WORK TO DO: Pick every line with "thành" from the material below.

Dataset items
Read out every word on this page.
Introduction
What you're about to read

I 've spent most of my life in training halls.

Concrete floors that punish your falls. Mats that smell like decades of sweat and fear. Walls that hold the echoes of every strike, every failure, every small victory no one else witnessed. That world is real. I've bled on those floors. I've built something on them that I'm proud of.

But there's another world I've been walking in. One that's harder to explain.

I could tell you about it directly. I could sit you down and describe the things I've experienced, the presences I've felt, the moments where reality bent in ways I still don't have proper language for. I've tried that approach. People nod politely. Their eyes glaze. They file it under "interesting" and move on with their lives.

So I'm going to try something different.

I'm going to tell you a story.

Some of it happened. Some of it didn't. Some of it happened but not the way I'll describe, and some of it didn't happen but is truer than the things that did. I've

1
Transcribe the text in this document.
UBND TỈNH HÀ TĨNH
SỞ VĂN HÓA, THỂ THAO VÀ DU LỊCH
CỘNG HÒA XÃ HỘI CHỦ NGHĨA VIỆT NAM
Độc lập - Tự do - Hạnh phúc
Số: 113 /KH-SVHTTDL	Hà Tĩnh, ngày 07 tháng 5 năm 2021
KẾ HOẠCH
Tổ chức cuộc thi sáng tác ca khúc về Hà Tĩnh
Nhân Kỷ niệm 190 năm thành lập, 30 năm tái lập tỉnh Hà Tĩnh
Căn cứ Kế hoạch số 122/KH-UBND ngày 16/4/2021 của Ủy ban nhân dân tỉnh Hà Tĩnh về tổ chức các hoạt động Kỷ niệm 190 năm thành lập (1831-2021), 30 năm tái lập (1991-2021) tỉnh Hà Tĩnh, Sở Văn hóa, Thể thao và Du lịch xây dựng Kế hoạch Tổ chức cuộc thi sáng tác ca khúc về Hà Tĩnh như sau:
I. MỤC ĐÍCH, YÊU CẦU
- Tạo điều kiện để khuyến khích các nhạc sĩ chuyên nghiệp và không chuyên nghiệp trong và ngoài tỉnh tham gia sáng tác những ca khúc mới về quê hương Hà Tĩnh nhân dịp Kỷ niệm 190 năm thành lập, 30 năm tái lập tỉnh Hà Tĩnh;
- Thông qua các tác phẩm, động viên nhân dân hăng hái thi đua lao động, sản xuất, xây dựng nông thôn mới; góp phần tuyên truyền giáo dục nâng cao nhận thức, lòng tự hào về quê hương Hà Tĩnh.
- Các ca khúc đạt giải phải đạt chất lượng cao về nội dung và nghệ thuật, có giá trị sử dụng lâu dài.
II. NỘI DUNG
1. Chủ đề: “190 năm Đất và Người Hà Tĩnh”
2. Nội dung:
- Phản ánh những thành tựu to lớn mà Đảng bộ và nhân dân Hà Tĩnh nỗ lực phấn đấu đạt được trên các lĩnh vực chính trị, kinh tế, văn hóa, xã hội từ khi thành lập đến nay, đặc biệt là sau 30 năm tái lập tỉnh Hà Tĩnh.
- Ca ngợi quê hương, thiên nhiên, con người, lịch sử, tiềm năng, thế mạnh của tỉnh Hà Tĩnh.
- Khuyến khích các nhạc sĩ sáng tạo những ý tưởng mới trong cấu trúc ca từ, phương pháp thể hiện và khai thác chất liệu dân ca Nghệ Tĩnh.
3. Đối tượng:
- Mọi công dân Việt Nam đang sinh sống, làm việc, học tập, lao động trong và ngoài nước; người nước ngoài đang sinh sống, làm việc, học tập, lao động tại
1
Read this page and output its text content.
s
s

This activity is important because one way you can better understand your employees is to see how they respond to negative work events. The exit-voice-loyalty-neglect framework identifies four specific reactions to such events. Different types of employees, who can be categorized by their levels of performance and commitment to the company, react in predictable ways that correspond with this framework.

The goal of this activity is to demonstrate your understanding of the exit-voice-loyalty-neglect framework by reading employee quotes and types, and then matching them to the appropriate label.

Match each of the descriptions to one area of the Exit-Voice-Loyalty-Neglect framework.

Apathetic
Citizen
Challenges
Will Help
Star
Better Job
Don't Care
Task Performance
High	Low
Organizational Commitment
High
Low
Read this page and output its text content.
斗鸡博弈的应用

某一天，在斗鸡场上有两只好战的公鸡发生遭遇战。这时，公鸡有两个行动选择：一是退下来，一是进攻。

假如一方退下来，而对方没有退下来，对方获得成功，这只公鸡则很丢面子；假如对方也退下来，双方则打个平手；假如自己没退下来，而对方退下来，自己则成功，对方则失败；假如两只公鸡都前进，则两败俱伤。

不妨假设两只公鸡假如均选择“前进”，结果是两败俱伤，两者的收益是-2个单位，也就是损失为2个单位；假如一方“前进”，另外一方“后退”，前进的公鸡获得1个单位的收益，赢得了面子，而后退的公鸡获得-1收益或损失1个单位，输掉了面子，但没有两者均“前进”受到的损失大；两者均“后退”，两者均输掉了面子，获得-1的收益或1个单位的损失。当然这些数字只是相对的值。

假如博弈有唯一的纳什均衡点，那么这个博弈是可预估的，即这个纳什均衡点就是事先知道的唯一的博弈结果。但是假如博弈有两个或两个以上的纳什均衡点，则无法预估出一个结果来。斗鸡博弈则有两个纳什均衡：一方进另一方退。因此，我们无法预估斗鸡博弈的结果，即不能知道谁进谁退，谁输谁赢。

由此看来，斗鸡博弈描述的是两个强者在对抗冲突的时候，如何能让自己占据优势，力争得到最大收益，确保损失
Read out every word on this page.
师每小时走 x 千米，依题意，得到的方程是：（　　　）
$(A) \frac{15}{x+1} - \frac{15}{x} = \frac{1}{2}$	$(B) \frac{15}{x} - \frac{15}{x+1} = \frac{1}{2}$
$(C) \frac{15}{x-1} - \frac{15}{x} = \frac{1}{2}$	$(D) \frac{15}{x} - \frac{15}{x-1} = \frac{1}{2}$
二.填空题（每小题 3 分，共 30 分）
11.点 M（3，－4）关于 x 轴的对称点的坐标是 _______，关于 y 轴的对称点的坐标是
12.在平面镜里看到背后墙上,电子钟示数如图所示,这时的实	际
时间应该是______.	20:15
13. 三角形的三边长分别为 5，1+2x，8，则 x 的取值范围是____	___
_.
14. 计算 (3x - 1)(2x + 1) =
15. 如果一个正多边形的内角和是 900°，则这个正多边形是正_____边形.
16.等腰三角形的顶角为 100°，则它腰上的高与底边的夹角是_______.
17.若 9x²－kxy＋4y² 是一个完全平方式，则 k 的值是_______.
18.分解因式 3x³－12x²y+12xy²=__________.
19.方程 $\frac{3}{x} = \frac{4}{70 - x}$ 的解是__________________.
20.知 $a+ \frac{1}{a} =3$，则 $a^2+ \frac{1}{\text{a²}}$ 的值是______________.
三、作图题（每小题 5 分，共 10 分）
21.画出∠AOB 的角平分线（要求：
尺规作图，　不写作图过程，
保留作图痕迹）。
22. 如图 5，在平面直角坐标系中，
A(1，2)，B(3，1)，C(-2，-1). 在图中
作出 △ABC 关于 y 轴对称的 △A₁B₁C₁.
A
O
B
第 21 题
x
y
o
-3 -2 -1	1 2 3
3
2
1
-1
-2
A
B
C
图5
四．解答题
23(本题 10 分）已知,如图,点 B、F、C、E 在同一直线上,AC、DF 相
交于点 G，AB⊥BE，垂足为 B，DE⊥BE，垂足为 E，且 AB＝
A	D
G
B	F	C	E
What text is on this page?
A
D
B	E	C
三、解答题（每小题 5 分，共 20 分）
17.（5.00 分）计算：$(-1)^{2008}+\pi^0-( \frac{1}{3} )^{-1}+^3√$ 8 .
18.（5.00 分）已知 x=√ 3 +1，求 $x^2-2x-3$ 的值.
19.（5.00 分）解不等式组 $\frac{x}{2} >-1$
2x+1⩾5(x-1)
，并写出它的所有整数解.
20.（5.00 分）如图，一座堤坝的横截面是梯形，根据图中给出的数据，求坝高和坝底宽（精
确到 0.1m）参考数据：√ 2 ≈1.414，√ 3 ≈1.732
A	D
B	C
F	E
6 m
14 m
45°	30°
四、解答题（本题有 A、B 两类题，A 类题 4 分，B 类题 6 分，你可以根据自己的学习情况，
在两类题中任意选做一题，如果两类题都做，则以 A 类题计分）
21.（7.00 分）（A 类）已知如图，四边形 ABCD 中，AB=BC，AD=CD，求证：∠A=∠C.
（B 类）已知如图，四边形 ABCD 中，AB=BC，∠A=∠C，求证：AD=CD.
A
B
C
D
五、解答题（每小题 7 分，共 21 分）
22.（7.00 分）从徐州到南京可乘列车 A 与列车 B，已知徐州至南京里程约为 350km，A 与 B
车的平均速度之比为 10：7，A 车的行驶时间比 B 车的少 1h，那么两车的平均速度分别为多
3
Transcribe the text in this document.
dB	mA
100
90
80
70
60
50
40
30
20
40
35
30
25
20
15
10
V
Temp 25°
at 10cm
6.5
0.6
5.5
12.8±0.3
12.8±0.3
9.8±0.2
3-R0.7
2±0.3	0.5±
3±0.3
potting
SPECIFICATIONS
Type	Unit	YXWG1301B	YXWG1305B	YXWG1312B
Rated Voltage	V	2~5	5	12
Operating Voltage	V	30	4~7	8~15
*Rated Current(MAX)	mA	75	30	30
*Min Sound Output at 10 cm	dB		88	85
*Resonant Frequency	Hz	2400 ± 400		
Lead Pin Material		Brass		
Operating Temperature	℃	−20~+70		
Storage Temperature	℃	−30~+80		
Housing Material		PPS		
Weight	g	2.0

ANSWER TO THE EXERCISE:
Nhân Kỷ niệm 190 năm thành lập, 30 năm tái lập tỉnh Hà Tĩnh
Căn cứ Kế hoạch số 122/KH-UBND ngày 16/4/2021 của Ủy ban nhân dân tỉnh Hà Tĩnh về tổ chức các hoạt động Kỷ niệm 190 năm thành lập (1831-2021), 30 năm tái lập (1991-2021) tỉnh Hà Tĩnh, Sở Văn hóa, Thể thao và Du lịch xây dựng Kế hoạch Tổ chức cuộc thi sáng tác ca khúc về Hà Tĩnh như sau:
- Tạo điều kiện để khuyến khích các nhạc sĩ chuyên nghiệp và không chuyên nghiệp trong và ngoài tỉnh tham gia sáng tác những ca khúc mới về quê hương Hà Tĩnh nhân dịp Kỷ niệm 190 năm thành lập, 30 năm tái lập tỉnh Hà Tĩnh;
- Phản ánh những thành tựu to lớn mà Đảng bộ và nhân dân Hà Tĩnh nỗ lực phấn đấu đạt được trên các lĩnh vực chính trị, kinh tế, văn hóa, xã hội từ khi thành lập đến nay, đặc biệt là sau 30 năm tái lập tỉnh Hà Tĩnh.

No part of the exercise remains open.